SET EXERCISE: Leave out the images; return the rest of the data exactly.

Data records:

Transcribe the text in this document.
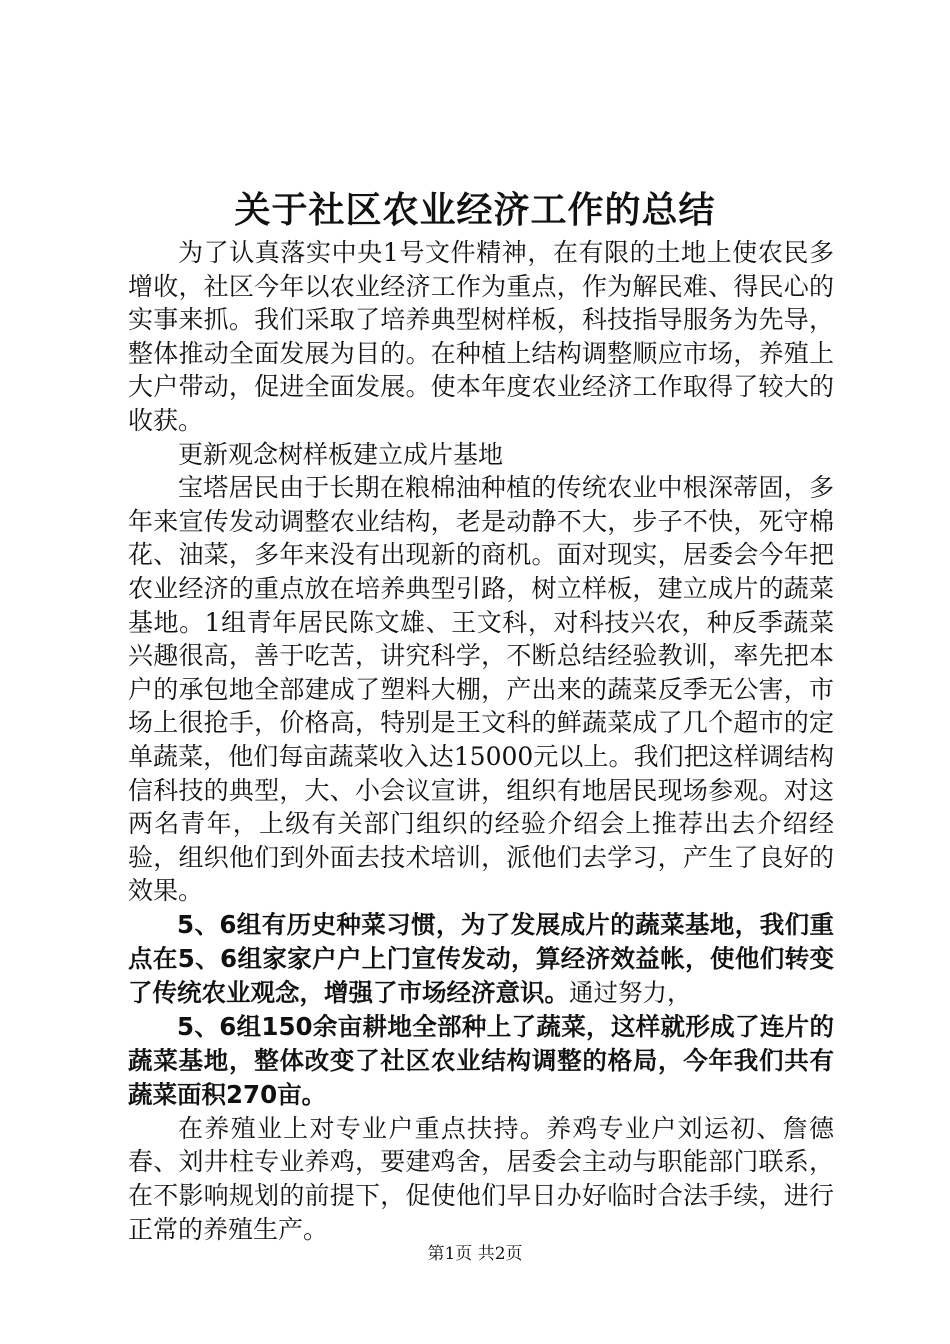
关于社区农业经济工作的总结

为了认真落实中央1号文件精神，在有限的土地上使农民多增收，社区今年以农业经济工作为重点，作为解民难、得民心的实事来抓。我们采取了培养典型树样板，科技指导服务为先导，整体推动全面发展为目的。在种植上结构调整顺应市场，养殖上大户带动，促进全面发展。使本年度农业经济工作取得了较大的收获。

更新观念树样板建立成片基地

宝塔居民由于长期在粮棉油种植的传统农业中根深蒂固，多年来宣传发动调整农业结构，老是动静不大，步子不快，死守棉花、油菜，多年来没有出现新的商机。面对现实，居委会今年把农业经济的重点放在培养典型引路，树立样板，建立成片的蔬菜基地。1组青年居民陈文雄、王文科，对科技兴农，种反季蔬菜兴趣很高，善于吃苦，讲究科学，不断总结经验教训，率先把本户的承包地全部建成了塑料大棚，产出来的蔬菜反季无公害，市场上很抢手，价格高，特别是王文科的鲜蔬菜成了几个超市的定单蔬菜，他们每亩蔬菜收入达15000元以上。我们把这样调结构信科技的典型，大、小会议宣讲，组织有地居民现场参观。对这两名青年，上级有关部门组织的经验介绍会上推荐出去介绍经验，组织他们到外面去技术培训，派他们去学习，产生了良好的效果。

5、6组有历史种菜习惯，为了发展成片的蔬菜基地，我们重点在5、6组家家户户上门宣传发动，算经济效益帐，使他们转变了传统农业观念，增强了市场经济意识。通过努力，

5、6组150余亩耕地全部种上了蔬菜，这样就形成了连片的蔬菜基地，整体改变了社区农业结构调整的格局，今年我们共有蔬菜面积270亩。

在养殖业上对专业户重点扶持。养鸡专业户刘运初、詹德春、刘井柱专业养鸡，要建鸡舍，居委会主动与职能部门联系，在不影响规划的前提下，促使他们早日办好临时合法手续，进行正常的养殖生产。

第1页 共2页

RESULT:
Transcribe the text in this document.
关于社区农业经济工作的总结

为了认真落实中央1号文件精神，在有限的土地上使农民多增收，社区今年以农业经济工作为重点，作为解民难、得民心的实事来抓。我们采取了培养典型树样板，科技指导服务为先导，整体推动全面发展为目的。在种植上结构调整顺应市场，养殖上大户带动，促进全面发展。使本年度农业经济工作取得了较大的收获。

更新观念树样板建立成片基地

宝塔居民由于长期在粮棉油种植的传统农业中根深蒂固，多年来宣传发动调整农业结构，老是动静不大，步子不快，死守棉花、油菜，多年来没有出现新的商机。面对现实，居委会今年把农业经济的重点放在培养典型引路，树立样板，建立成片的蔬菜基地。1组青年居民陈文雄、王文科，对科技兴农，种反季蔬菜兴趣很高，善于吃苦，讲究科学，不断总结经验教训，率先把本户的承包地全部建成了塑料大棚，产出来的蔬菜反季无公害，市场上很抢手，价格高，特别是王文科的鲜蔬菜成了几个超市的定单蔬菜，他们每亩蔬菜收入达15000元以上。我们把这样调结构信科技的典型，大、小会议宣讲，组织有地居民现场参观。对这两名青年，上级有关部门组织的经验介绍会上推荐出去介绍经验，组织他们到外面去技术培训，派他们去学习，产生了良好的效果。

5、6组有历史种菜习惯，为了发展成片的蔬菜基地，我们重点在5、6组家家户户上门宣传发动，算经济效益帐，使他们转变了传统农业观念，增强了市场经济意识。通过努力，

5、6组150余亩耕地全部种上了蔬菜，这样就形成了连片的蔬菜基地，整体改变了社区农业结构调整的格局，今年我们共有蔬菜面积270亩。

在养殖业上对专业户重点扶持。养鸡专业户刘运初、詹德春、刘井柱专业养鸡，要建鸡舍，居委会主动与职能部门联系，在不影响规划的前提下，促使他们早日办好临时合法手续，进行正常的养殖生产。

第1页 共2页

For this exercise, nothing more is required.